Exercise requirements: Every line below containing the word "development" should be found and copied.
Given information below:
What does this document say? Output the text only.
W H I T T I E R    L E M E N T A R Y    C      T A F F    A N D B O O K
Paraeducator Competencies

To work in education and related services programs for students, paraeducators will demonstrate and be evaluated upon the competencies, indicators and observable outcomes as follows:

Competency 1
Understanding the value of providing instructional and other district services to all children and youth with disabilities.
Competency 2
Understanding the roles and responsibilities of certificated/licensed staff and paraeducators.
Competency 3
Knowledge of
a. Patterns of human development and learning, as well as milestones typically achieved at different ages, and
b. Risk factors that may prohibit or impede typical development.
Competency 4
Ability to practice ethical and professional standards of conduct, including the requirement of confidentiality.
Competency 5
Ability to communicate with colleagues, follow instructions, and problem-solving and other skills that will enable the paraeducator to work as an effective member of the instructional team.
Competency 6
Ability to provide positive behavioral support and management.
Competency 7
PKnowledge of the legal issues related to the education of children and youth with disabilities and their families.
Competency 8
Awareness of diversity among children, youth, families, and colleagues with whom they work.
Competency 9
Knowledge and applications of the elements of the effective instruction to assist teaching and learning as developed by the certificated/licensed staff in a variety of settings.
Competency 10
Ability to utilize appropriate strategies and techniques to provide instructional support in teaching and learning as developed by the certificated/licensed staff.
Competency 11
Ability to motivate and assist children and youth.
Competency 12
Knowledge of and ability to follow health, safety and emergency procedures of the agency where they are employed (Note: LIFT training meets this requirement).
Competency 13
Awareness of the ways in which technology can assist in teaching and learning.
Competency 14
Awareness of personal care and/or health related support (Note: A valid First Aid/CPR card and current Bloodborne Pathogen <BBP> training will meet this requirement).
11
End of Given information.
Given information below:
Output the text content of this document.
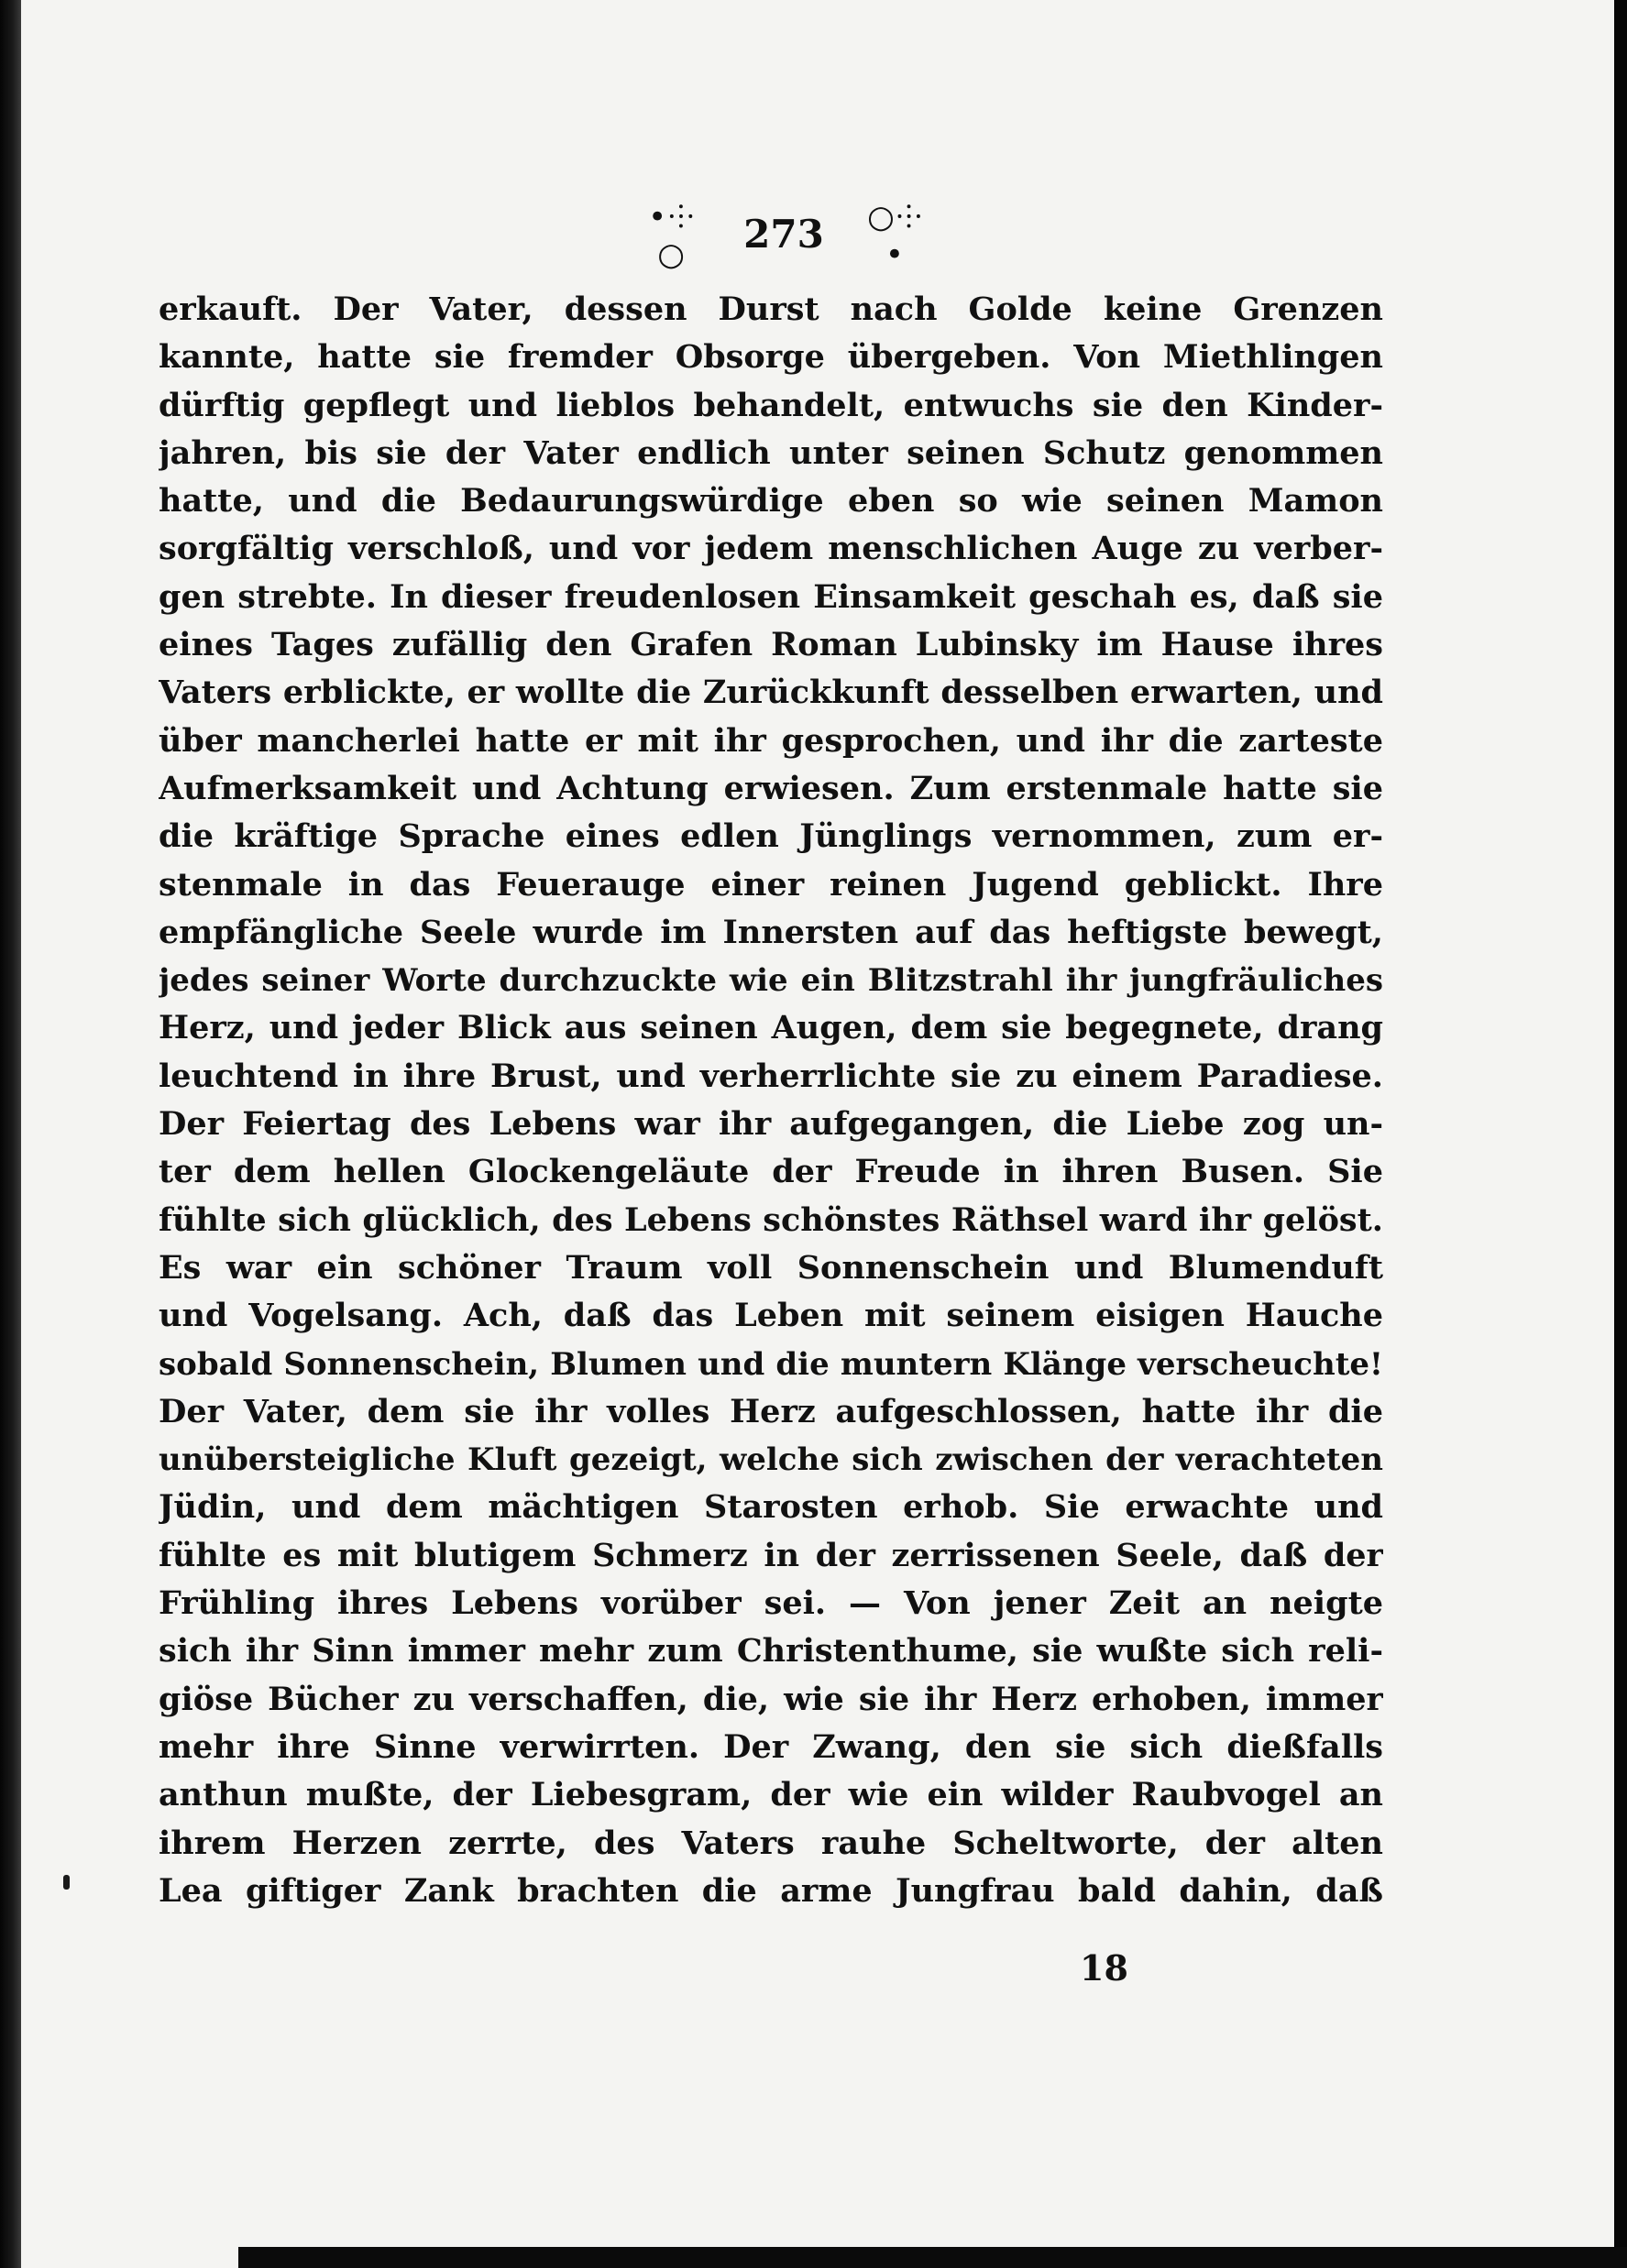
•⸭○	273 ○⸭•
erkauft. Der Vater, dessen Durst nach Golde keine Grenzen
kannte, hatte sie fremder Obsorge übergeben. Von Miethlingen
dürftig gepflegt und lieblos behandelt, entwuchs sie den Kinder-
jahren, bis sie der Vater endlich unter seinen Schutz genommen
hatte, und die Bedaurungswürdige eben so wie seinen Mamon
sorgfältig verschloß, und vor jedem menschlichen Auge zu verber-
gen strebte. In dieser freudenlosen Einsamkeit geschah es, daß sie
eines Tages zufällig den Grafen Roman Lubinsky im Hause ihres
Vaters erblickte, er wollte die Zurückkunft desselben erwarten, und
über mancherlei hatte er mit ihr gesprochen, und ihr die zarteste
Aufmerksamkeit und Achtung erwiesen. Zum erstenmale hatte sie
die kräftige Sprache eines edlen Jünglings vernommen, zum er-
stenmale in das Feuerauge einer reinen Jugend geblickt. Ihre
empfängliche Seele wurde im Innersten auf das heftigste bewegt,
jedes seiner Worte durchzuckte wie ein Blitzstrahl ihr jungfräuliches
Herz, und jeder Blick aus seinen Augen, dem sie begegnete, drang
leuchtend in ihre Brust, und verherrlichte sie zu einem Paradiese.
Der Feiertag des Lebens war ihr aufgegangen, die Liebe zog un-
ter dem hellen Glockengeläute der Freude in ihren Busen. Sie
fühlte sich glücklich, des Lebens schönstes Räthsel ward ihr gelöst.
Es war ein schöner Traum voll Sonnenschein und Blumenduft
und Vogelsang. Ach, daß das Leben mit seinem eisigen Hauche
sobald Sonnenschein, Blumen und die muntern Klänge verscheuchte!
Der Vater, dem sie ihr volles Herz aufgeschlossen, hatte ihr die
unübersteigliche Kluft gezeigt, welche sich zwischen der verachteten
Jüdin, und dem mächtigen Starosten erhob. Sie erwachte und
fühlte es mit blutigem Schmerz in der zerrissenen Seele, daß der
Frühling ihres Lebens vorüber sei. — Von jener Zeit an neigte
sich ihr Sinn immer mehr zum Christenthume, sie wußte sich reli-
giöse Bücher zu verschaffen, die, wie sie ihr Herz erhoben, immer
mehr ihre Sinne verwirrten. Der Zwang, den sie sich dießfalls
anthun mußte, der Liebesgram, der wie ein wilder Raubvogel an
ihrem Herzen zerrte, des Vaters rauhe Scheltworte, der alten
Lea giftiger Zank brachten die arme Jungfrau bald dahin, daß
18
End of Given information.
Given information below:
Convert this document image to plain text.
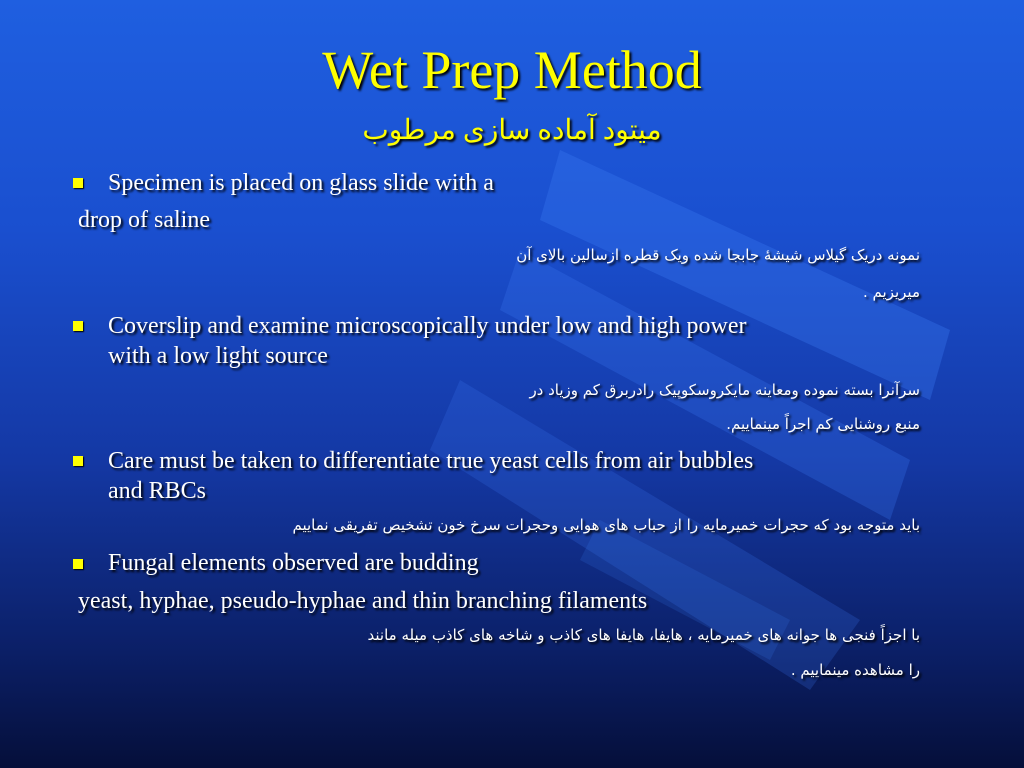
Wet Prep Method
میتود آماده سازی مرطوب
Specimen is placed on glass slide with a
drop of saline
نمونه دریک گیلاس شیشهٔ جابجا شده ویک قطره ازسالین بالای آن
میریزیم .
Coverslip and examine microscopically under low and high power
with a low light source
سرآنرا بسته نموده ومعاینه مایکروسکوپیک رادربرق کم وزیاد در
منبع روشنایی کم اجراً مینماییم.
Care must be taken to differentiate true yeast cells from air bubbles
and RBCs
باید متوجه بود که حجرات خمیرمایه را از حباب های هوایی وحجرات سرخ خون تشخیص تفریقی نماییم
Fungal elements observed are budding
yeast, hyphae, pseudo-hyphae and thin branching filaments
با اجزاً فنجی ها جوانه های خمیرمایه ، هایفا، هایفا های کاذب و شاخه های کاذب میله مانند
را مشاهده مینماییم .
End of Given information.
Answer:
a. Patterns of human development and learning, as well as milestones typically achieved at different ages, and
b. Risk factors that may prohibit or impede typical development.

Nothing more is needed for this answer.